_REQUIREMENTS_:
In the material below, find every line with "kind" and pull it out.
# TASK MATERIAL start
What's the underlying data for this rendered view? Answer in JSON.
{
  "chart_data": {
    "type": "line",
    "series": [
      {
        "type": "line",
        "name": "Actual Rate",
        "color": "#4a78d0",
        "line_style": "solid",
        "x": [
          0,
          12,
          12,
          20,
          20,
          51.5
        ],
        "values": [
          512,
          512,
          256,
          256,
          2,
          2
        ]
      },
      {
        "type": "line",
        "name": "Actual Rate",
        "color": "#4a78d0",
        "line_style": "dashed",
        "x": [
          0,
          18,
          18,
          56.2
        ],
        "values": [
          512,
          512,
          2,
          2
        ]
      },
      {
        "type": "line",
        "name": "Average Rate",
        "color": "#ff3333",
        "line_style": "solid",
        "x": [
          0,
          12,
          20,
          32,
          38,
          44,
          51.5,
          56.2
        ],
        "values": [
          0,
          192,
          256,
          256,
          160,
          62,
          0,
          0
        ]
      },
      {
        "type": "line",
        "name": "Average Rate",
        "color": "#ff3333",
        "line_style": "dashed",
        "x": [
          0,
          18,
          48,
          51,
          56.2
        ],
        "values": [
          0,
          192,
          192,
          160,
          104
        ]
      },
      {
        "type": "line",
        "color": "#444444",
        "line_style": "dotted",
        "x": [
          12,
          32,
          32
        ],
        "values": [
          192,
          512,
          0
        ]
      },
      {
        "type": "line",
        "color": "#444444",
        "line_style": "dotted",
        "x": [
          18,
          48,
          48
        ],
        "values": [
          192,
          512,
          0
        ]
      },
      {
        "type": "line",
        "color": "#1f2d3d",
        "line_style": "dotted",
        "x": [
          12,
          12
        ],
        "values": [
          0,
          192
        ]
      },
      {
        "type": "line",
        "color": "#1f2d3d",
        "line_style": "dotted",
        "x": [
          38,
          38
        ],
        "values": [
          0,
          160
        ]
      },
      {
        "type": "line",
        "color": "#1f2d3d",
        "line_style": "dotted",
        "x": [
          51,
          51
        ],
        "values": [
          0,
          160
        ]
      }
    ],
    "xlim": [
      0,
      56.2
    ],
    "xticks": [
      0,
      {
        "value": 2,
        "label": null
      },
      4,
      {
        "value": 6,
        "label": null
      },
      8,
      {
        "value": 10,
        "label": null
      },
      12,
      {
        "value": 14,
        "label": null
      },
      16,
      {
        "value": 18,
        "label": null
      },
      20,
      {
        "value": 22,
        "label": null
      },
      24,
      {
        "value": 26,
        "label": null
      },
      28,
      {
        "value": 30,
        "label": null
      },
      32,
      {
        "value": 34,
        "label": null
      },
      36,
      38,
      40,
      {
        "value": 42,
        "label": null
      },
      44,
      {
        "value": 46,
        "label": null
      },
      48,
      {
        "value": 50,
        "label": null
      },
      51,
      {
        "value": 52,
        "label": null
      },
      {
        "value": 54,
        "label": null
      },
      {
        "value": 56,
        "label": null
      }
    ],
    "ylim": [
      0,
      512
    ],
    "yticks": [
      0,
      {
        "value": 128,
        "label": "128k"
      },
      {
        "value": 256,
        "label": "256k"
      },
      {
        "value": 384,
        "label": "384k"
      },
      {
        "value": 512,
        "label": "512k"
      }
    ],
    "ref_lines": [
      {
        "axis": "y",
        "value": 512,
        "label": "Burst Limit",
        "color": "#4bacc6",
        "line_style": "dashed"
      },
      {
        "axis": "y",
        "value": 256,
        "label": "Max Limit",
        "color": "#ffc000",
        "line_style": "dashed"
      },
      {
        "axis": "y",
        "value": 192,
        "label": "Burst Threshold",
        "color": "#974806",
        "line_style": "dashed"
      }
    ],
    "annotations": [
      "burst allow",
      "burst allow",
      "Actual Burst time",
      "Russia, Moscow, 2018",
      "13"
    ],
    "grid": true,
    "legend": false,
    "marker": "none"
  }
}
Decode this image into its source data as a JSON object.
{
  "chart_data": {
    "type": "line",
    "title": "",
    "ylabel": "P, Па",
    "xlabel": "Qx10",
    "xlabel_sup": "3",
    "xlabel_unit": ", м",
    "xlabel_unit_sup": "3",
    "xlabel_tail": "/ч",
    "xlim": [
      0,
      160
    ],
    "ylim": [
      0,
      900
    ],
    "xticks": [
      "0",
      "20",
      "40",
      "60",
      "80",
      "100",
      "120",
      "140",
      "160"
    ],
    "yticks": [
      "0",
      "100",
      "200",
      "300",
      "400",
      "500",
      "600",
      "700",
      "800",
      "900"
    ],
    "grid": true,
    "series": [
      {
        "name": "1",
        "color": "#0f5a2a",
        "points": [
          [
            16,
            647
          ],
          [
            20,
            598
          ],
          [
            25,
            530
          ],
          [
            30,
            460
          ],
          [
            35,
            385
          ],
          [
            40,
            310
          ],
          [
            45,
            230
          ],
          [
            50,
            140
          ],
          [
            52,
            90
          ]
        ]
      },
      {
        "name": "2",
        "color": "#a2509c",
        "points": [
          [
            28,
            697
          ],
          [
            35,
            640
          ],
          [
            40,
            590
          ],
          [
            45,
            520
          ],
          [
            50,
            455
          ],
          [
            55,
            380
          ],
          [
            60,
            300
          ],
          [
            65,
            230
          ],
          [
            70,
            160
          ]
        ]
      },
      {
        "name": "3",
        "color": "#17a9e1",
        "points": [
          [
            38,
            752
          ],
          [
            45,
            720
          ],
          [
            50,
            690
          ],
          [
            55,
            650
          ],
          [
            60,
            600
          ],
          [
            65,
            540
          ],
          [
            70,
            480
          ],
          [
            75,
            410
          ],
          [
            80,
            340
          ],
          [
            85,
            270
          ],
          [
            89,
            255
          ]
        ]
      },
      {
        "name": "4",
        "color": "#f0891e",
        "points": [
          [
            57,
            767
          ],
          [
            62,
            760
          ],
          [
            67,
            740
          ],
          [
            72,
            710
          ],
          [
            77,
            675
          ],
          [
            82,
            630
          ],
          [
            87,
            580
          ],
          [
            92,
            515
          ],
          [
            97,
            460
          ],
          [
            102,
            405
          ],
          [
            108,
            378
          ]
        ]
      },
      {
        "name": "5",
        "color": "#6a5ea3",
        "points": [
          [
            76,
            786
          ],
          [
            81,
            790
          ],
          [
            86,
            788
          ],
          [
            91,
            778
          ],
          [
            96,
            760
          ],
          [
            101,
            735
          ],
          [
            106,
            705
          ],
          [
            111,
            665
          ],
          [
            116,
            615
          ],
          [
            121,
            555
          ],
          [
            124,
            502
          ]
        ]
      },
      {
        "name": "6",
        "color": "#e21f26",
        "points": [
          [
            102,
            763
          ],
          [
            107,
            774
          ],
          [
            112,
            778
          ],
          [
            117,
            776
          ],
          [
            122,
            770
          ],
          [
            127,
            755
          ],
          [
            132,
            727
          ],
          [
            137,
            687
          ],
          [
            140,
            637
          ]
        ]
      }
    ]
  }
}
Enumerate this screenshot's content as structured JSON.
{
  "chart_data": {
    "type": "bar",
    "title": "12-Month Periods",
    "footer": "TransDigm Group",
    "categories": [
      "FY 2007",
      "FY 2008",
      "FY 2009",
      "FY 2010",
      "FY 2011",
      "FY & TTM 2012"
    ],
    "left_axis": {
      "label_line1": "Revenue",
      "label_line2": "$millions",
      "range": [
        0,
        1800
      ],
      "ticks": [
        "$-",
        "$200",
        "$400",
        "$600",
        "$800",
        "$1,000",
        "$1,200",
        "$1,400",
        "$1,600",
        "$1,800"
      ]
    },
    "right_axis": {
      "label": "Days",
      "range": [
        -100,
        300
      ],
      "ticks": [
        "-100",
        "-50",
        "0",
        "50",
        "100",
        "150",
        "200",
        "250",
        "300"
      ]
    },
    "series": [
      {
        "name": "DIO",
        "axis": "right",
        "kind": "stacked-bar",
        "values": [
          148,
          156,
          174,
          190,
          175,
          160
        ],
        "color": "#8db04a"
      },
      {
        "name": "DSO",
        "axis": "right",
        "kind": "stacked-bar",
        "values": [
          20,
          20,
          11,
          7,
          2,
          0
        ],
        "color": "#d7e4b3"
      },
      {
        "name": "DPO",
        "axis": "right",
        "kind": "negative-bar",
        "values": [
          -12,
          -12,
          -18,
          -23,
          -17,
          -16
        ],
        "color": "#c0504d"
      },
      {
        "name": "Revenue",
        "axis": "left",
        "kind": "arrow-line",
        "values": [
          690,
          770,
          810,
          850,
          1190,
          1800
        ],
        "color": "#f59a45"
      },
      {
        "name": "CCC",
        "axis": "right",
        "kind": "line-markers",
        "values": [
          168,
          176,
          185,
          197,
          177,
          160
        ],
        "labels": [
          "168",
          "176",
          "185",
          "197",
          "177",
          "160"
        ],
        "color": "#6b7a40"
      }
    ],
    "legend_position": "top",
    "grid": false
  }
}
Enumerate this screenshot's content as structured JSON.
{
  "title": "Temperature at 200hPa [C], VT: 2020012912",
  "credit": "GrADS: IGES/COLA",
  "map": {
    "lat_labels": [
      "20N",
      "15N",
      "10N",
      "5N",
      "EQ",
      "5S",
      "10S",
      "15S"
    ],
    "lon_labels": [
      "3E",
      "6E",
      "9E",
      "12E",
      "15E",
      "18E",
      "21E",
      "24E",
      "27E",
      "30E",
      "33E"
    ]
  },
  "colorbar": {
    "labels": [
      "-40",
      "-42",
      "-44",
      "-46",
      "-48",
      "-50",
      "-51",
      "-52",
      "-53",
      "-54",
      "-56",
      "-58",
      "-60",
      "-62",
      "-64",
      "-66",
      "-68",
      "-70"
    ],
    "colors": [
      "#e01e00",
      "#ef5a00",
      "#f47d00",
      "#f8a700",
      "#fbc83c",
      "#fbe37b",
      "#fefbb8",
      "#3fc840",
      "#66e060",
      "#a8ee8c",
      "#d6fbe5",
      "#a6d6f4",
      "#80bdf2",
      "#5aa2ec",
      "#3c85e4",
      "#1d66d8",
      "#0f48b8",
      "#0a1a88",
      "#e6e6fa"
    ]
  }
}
# TASK MATERIAL end
_THE OUTPUT_:
        "kind": "stacked-bar",
        "kind": "stacked-bar",
        "kind": "negative-bar",
        "kind": "arrow-line",
        "kind": "line-markers",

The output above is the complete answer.